### DOCUMENT SECTION

┌──

By Linda Friedman Ramirez[1]
On February 28, 2020, the Ninth Circuit Court of Appeals decided Innovation Lab v Wolf and affirmed a preliminary injunction against the Department of Homeland Security in its controversial Migrant Protection Protocols.[2] The injunction had been issued by the District Court for the Northern District of California on April 8, 2019.
Some hours after the Ninth Circuit issued its Order, the Government appealed. Four days later and after briefing by the parties, the Ninth Circuit on March 4, 2020, reaffirmed its original order. The court temporarily stayed the Order to allow the Government until March 12, 2020 to seek intervention by the Supreme Court, and also limited enforcement of its injunction to border areas within the Court’s jurisdiction, that is California and Arizona.
Just what is the Migrant Protection Protocol and how does it impact asylum seekers? In January of 2019, the Department of Homeland Security (“DHS”) began implementing this new policy regarding non-Mexican asylum seekers arriving in the United States from Mexico. Denominated the “Migrant Protection Protocols” (“MPP”), the policy calls for such persons, with certain exceptions, to be “returned to Mexico for the duration of their immigration proceedings,” rather than either being detained for expedited or regular removal proceedings, or issued notices to appear for regular removal proceedings.

└──

### INFORMATION PROVIDED
┌──

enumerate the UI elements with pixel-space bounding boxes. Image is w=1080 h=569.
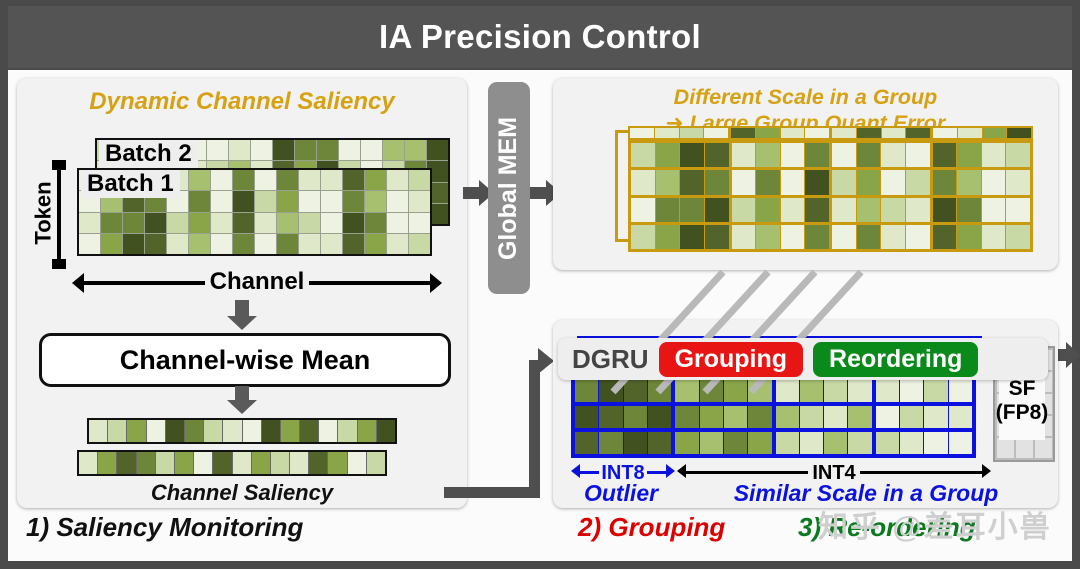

└──

### GOAL OF THE EXERCISE
Reproduce the article on the Ninth Circuit's ruling against the Migrant Protection Protocols verbatim, from its byline through its final sentence.

### SOLUTION FOR THIS TASK
By Linda Friedman Ramirez[1]
On February 28, 2020, the Ninth Circuit Court of Appeals decided Innovation Lab v Wolf and affirmed a preliminary injunction against the Department of Homeland Security in its controversial Migrant Protection Protocols.[2] The injunction had been issued by the District Court for the Northern District of California on April 8, 2019.
Some hours after the Ninth Circuit issued its Order, the Government appealed. Four days later and after briefing by the parties, the Ninth Circuit on March 4, 2020, reaffirmed its original order. The court temporarily stayed the Order to allow the Government until March 12, 2020 to seek intervention by the Supreme Court, and also limited enforcement of its injunction to border areas within the Court’s jurisdiction, that is California and Arizona.
Just what is the Migrant Protection Protocol and how does it impact asylum seekers? In January of 2019, the Department of Homeland Security (“DHS”) began implementing this new policy regarding non-Mexican asylum seekers arriving in the United States from Mexico. Denominated the “Migrant Protection Protocols” (“MPP”), the policy calls for such persons, with certain exceptions, to be “returned to Mexico for the duration of their immigration proceedings,” rather than either being detained for expedited or regular removal proceedings, or issued notices to appear for regular removal proceedings.